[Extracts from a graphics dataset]
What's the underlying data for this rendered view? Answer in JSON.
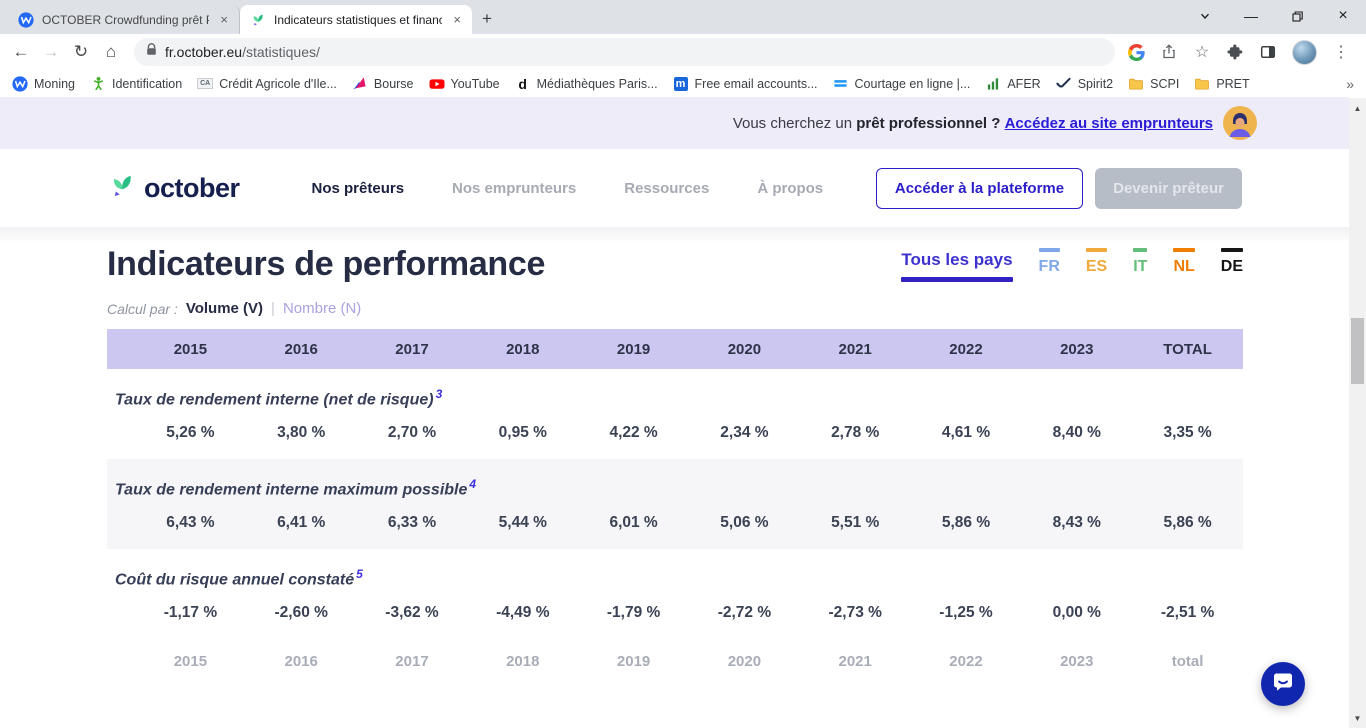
{
  "icons": {
    "back": "←",
    "forward": "→",
    "reload": "↻",
    "home": "⌂",
    "star": "☆",
    "menu": "⋮",
    "overflow": "»",
    "new_tab": "+",
    "close": "×",
    "minimize": "—",
    "scroll_up": "▲",
    "scroll_down": "▼"
  },
  "browser": {
    "tabs": [
      {
        "title": "OCTOBER Crowdfunding prêt PM",
        "active": false,
        "favicon": "moning"
      },
      {
        "title": "Indicateurs statistiques et financi",
        "active": true,
        "favicon": "october"
      }
    ],
    "toolbar": {
      "url_domain": "fr.october.eu",
      "url_path": "/statistiques/"
    },
    "bookmarks": [
      {
        "label": "Moning",
        "icon": "moning"
      },
      {
        "label": "Identification",
        "icon": "person"
      },
      {
        "label": "Crédit Agricole d'Ile...",
        "icon": "ca"
      },
      {
        "label": "Bourse",
        "icon": "bourse"
      },
      {
        "label": "YouTube",
        "icon": "youtube"
      },
      {
        "label": "Médiathèques Paris...",
        "icon": "dletter"
      },
      {
        "label": "Free email accounts...",
        "icon": "mletter"
      },
      {
        "label": "Courtage en ligne |...",
        "icon": "bars"
      },
      {
        "label": "AFER",
        "icon": "chart"
      },
      {
        "label": "Spirit2",
        "icon": "check"
      },
      {
        "label": "SCPI",
        "icon": "folder"
      },
      {
        "label": "PRET",
        "icon": "folder"
      }
    ]
  },
  "banner": {
    "text": "Vous cherchez un ",
    "bold": "prêt professionnel ?",
    "link": "Accédez au site emprunteurs"
  },
  "header": {
    "brand": "october",
    "nav": [
      {
        "label": "Nos prêteurs",
        "active": true
      },
      {
        "label": "Nos emprunteurs",
        "active": false
      },
      {
        "label": "Ressources",
        "active": false
      },
      {
        "label": "À propos",
        "active": false
      }
    ],
    "platform_button": "Accéder à la plateforme",
    "become_lender_button": "Devenir prêteur"
  },
  "page": {
    "title": "Indicateurs de performance",
    "country_tabs": [
      {
        "label": "Tous les pays",
        "color": "#3222C4",
        "active": true
      },
      {
        "label": "FR",
        "color": "#7FA8EB",
        "active": false
      },
      {
        "label": "ES",
        "color": "#F2A93B",
        "active": false
      },
      {
        "label": "IT",
        "color": "#63BE7B",
        "active": false
      },
      {
        "label": "NL",
        "color": "#F07C00",
        "active": false
      },
      {
        "label": "DE",
        "color": "#161616",
        "active": false
      }
    ],
    "calc_selector": {
      "label": "Calcul par :",
      "separator": "|",
      "options": [
        {
          "label": "Volume (V)",
          "selected": true
        },
        {
          "label": "Nombre (N)",
          "selected": false
        }
      ]
    }
  },
  "table": {
    "columns": [
      "2015",
      "2016",
      "2017",
      "2018",
      "2019",
      "2020",
      "2021",
      "2022",
      "2023",
      "TOTAL"
    ],
    "sections": [
      {
        "metric": "Taux de rendement interne (net de risque)",
        "footnote": "3",
        "shaded": false,
        "values": [
          "5,26 %",
          "3,80 %",
          "2,70 %",
          "0,95 %",
          "4,22 %",
          "2,34 %",
          "2,78 %",
          "4,61 %",
          "8,40 %",
          "3,35 %"
        ]
      },
      {
        "metric": "Taux de rendement interne maximum possible",
        "footnote": "4",
        "shaded": true,
        "values": [
          "6,43 %",
          "6,41 %",
          "6,33 %",
          "5,44 %",
          "6,01 %",
          "5,06 %",
          "5,51 %",
          "5,86 %",
          "8,43 %",
          "5,86 %"
        ]
      },
      {
        "metric": "Coût du risque annuel constaté",
        "footnote": "5",
        "shaded": false,
        "values": [
          "-1,17 %",
          "-2,60 %",
          "-3,62 %",
          "-4,49 %",
          "-1,79 %",
          "-2,72 %",
          "-2,73 %",
          "-1,25 %",
          "0,00 %",
          "-2,51 %"
        ]
      }
    ],
    "footer": [
      "2015",
      "2016",
      "2017",
      "2018",
      "2019",
      "2020",
      "2021",
      "2022",
      "2023",
      "total"
    ]
  }
}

• [Requirement]: Reproduce all entries without any change, and omit the pictures.

• [Task result]:
What's the underlying data for this rendered view? Answer in JSON.
{
  "icons": {
    "back": "←",
    "forward": "→",
    "reload": "↻",
    "home": "⌂",
    "star": "☆",
    "menu": "⋮",
    "overflow": "»",
    "new_tab": "+",
    "close": "×",
    "minimize": "—",
    "scroll_up": "▲",
    "scroll_down": "▼"
  },
  "browser": {
    "tabs": [
      {
        "title": "OCTOBER Crowdfunding prêt PM",
        "active": false,
        "favicon": "moning"
      },
      {
        "title": "Indicateurs statistiques et financi",
        "active": true,
        "favicon": "october"
      }
    ],
    "toolbar": {
      "url_domain": "fr.october.eu",
      "url_path": "/statistiques/"
    },
    "bookmarks": [
      {
        "label": "Moning",
        "icon": "moning"
      },
      {
        "label": "Identification",
        "icon": "person"
      },
      {
        "label": "Crédit Agricole d'Ile...",
        "icon": "ca"
      },
      {
        "label": "Bourse",
        "icon": "bourse"
      },
      {
        "label": "YouTube",
        "icon": "youtube"
      },
      {
        "label": "Médiathèques Paris...",
        "icon": "dletter"
      },
      {
        "label": "Free email accounts...",
        "icon": "mletter"
      },
      {
        "label": "Courtage en ligne |...",
        "icon": "bars"
      },
      {
        "label": "AFER",
        "icon": "chart"
      },
      {
        "label": "Spirit2",
        "icon": "check"
      },
      {
        "label": "SCPI",
        "icon": "folder"
      },
      {
        "label": "PRET",
        "icon": "folder"
      }
    ]
  },
  "banner": {
    "text": "Vous cherchez un ",
    "bold": "prêt professionnel ?",
    "link": "Accédez au site emprunteurs"
  },
  "header": {
    "brand": "october",
    "nav": [
      {
        "label": "Nos prêteurs",
        "active": true
      },
      {
        "label": "Nos emprunteurs",
        "active": false
      },
      {
        "label": "Ressources",
        "active": false
      },
      {
        "label": "À propos",
        "active": false
      }
    ],
    "platform_button": "Accéder à la plateforme",
    "become_lender_button": "Devenir prêteur"
  },
  "page": {
    "title": "Indicateurs de performance",
    "country_tabs": [
      {
        "label": "Tous les pays",
        "color": "#3222C4",
        "active": true
      },
      {
        "label": "FR",
        "color": "#7FA8EB",
        "active": false
      },
      {
        "label": "ES",
        "color": "#F2A93B",
        "active": false
      },
      {
        "label": "IT",
        "color": "#63BE7B",
        "active": false
      },
      {
        "label": "NL",
        "color": "#F07C00",
        "active": false
      },
      {
        "label": "DE",
        "color": "#161616",
        "active": false
      }
    ],
    "calc_selector": {
      "label": "Calcul par :",
      "separator": "|",
      "options": [
        {
          "label": "Volume (V)",
          "selected": true
        },
        {
          "label": "Nombre (N)",
          "selected": false
        }
      ]
    }
  },
  "table": {
    "columns": [
      "2015",
      "2016",
      "2017",
      "2018",
      "2019",
      "2020",
      "2021",
      "2022",
      "2023",
      "TOTAL"
    ],
    "sections": [
      {
        "metric": "Taux de rendement interne (net de risque)",
        "footnote": "3",
        "shaded": false,
        "values": [
          "5,26 %",
          "3,80 %",
          "2,70 %",
          "0,95 %",
          "4,22 %",
          "2,34 %",
          "2,78 %",
          "4,61 %",
          "8,40 %",
          "3,35 %"
        ]
      },
      {
        "metric": "Taux de rendement interne maximum possible",
        "footnote": "4",
        "shaded": true,
        "values": [
          "6,43 %",
          "6,41 %",
          "6,33 %",
          "5,44 %",
          "6,01 %",
          "5,06 %",
          "5,51 %",
          "5,86 %",
          "8,43 %",
          "5,86 %"
        ]
      },
      {
        "metric": "Coût du risque annuel constaté",
        "footnote": "5",
        "shaded": false,
        "values": [
          "-1,17 %",
          "-2,60 %",
          "-3,62 %",
          "-4,49 %",
          "-1,79 %",
          "-2,72 %",
          "-2,73 %",
          "-1,25 %",
          "0,00 %",
          "-2,51 %"
        ]
      }
    ],
    "footer": [
      "2015",
      "2016",
      "2017",
      "2018",
      "2019",
      "2020",
      "2021",
      "2022",
      "2023",
      "total"
    ]
  }
}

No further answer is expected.